--- Exercise brief ---
Return a copy of every line in the records that includes the word "from".

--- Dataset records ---
━━━━━━━━

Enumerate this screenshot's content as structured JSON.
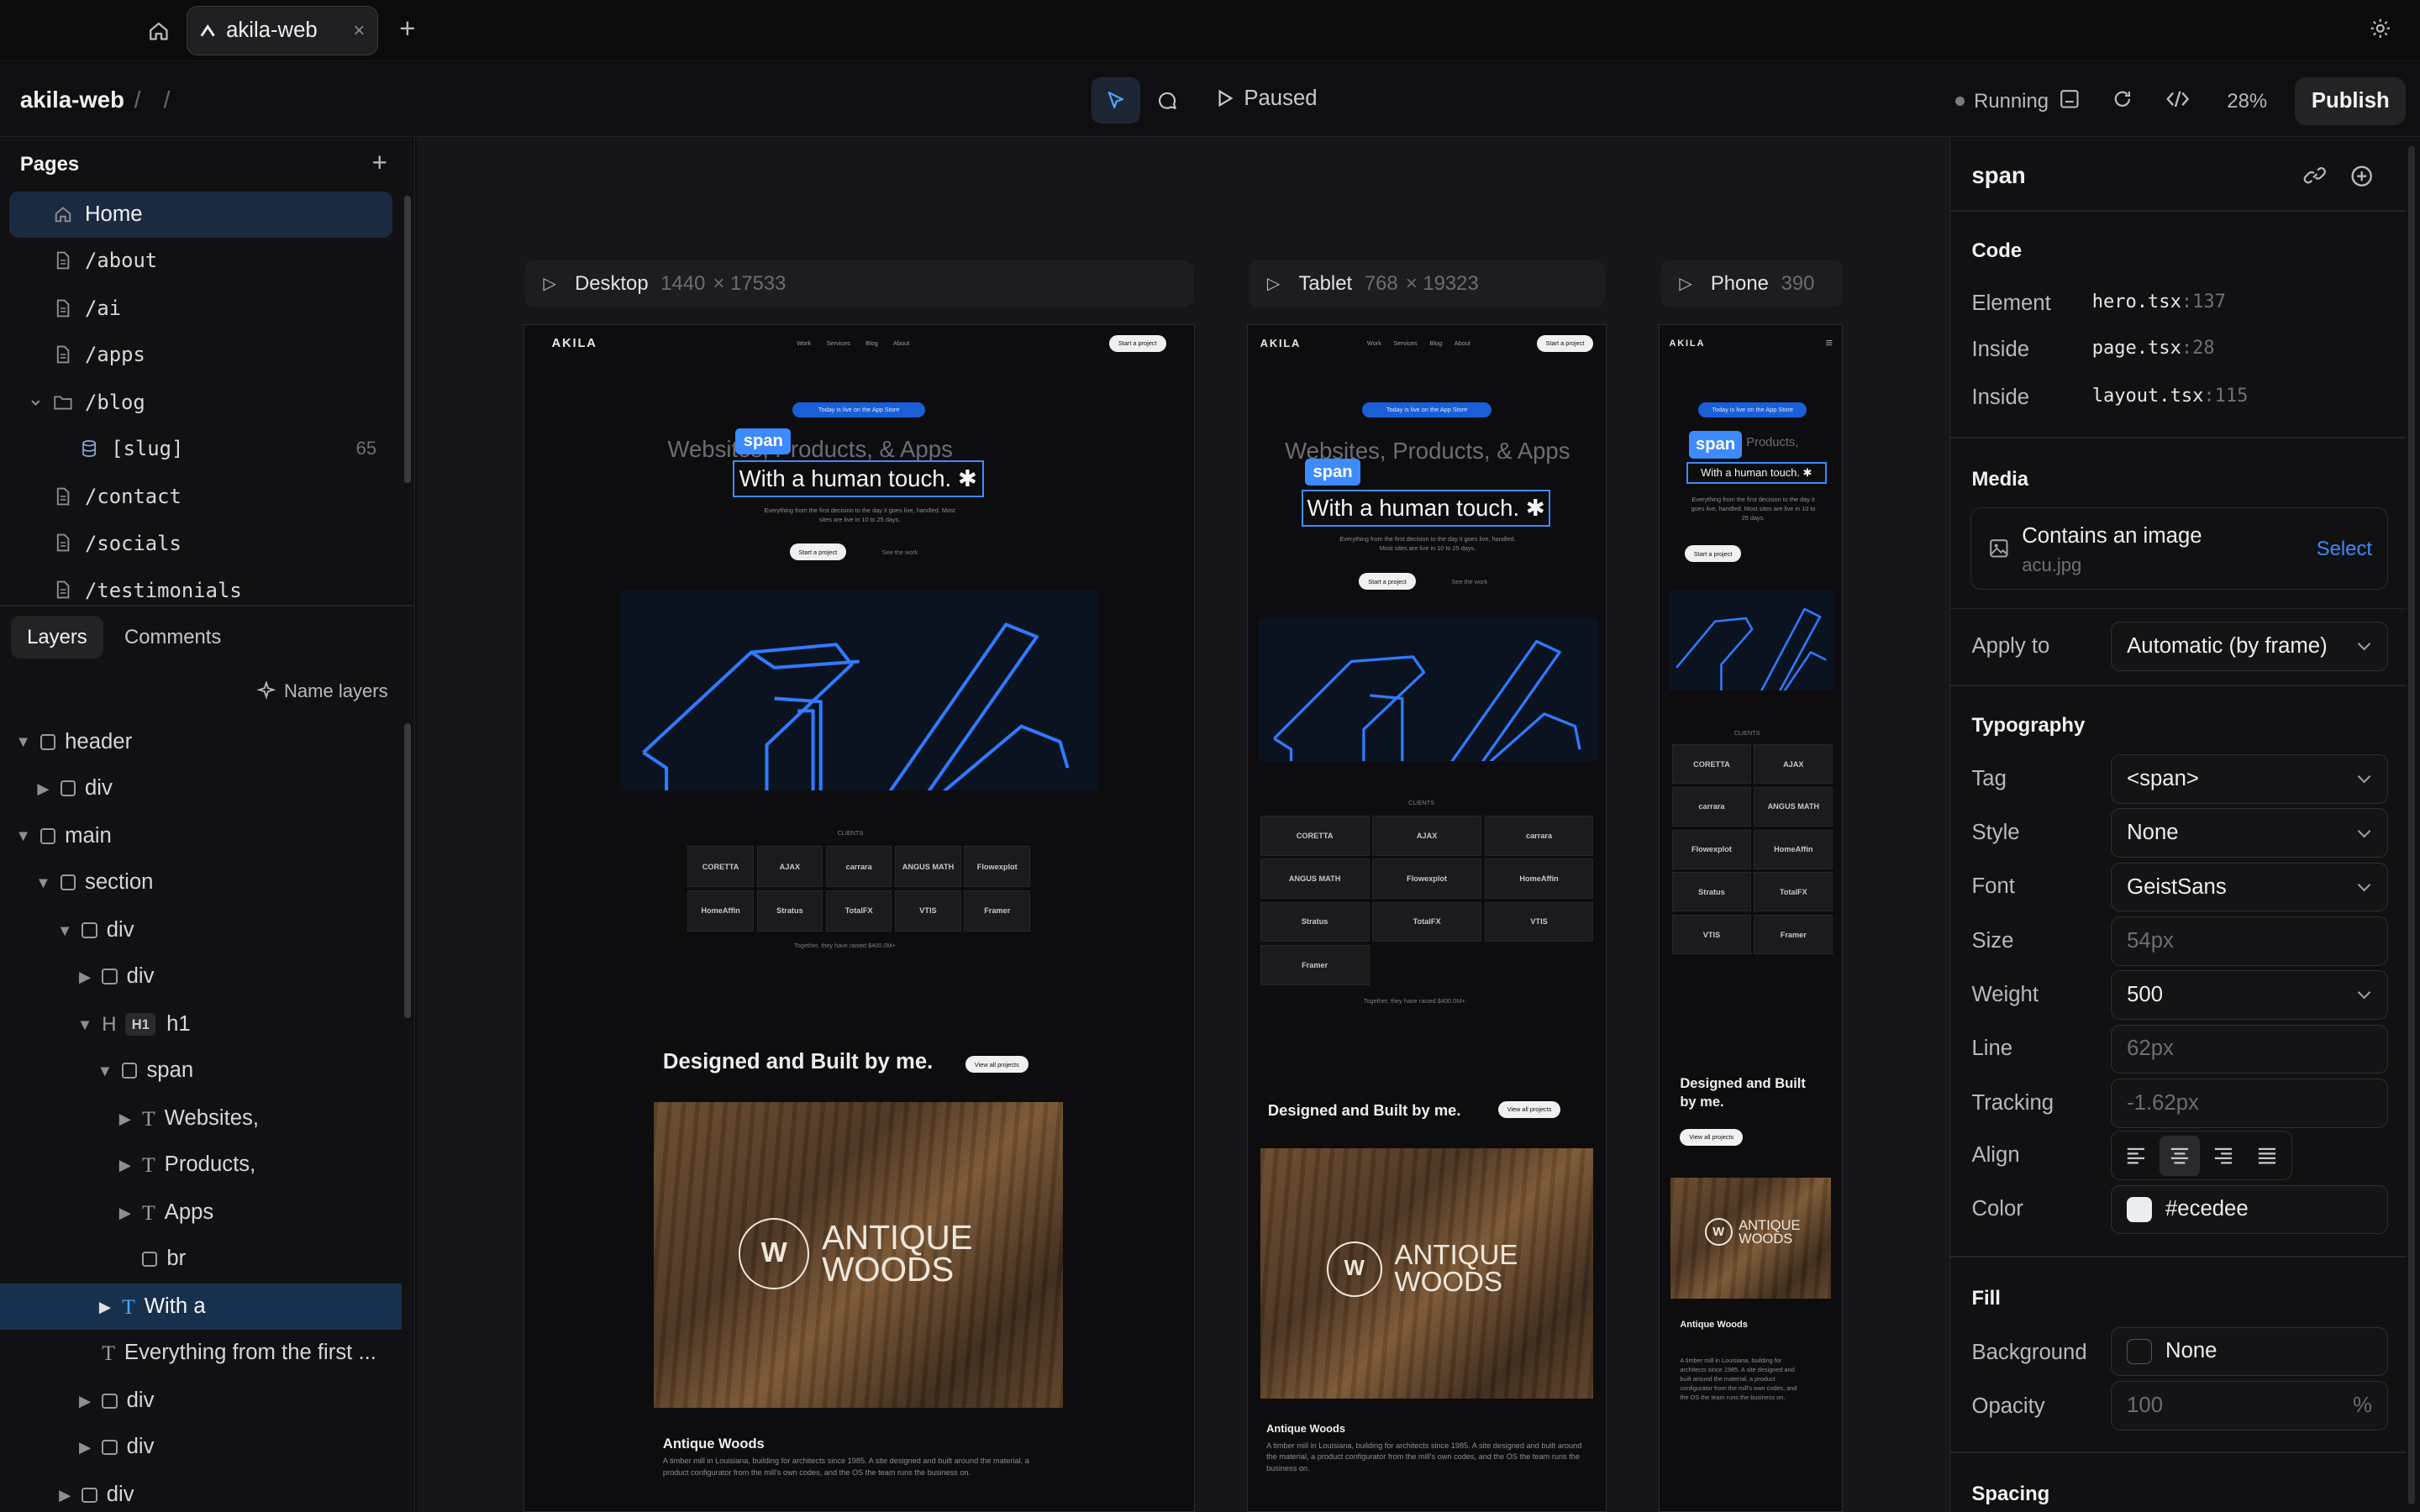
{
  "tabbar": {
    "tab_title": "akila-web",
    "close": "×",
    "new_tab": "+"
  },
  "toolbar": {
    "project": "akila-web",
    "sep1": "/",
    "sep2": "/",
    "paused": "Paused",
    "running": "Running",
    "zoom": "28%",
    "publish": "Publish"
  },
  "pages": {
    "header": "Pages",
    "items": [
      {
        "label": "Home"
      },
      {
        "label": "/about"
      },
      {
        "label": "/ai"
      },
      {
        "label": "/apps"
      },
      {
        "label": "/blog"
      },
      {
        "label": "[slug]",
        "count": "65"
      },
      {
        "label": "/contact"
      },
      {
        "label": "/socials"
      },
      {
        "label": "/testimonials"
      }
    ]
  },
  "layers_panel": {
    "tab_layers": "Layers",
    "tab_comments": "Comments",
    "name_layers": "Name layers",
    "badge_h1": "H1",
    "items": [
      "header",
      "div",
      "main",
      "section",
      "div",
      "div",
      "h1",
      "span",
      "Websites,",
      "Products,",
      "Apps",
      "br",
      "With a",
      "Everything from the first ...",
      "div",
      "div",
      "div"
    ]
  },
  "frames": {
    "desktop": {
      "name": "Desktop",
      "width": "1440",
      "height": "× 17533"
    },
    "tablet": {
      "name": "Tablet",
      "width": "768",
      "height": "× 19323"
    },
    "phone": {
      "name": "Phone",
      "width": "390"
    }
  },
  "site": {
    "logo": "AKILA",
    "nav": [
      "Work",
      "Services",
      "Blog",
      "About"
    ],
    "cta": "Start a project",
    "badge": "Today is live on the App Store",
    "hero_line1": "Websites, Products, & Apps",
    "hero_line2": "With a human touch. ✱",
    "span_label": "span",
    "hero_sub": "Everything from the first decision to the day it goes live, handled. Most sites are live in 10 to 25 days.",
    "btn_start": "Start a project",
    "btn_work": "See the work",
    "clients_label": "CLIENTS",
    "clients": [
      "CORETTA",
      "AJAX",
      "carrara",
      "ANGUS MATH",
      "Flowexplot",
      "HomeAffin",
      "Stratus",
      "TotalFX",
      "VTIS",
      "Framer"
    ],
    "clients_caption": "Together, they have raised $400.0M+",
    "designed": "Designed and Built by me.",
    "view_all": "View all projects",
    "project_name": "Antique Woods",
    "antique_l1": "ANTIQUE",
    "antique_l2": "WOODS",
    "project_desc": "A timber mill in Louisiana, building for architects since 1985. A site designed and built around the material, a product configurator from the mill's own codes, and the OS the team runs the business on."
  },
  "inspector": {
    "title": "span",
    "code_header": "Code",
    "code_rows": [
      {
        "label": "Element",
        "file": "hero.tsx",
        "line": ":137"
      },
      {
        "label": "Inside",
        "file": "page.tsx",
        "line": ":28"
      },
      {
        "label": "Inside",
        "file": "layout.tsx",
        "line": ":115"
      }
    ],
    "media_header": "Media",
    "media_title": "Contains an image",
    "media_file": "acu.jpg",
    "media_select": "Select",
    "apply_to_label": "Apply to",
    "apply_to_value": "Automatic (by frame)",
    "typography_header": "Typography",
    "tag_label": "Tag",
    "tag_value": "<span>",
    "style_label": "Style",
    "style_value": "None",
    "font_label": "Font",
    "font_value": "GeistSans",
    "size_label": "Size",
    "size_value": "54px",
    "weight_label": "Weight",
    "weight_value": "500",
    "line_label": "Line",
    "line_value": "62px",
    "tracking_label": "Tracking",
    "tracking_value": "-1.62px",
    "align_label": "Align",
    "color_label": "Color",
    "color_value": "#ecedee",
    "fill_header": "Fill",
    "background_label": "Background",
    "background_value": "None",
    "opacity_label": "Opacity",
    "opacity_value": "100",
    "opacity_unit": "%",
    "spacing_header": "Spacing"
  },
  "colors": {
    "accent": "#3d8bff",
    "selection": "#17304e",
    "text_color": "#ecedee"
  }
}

━━━━━━━━

--- The solution ---
      "Everything from the first ...",
    "hero_sub": "Everything from the first decision to the day it goes live, handled. Most sites are live in 10 to 25 days.",
    "project_desc": "A timber mill in Louisiana, building for architects since 1985. A site designed and built around the material, a product configurator from the mill's own codes, and the OS the team runs the business on."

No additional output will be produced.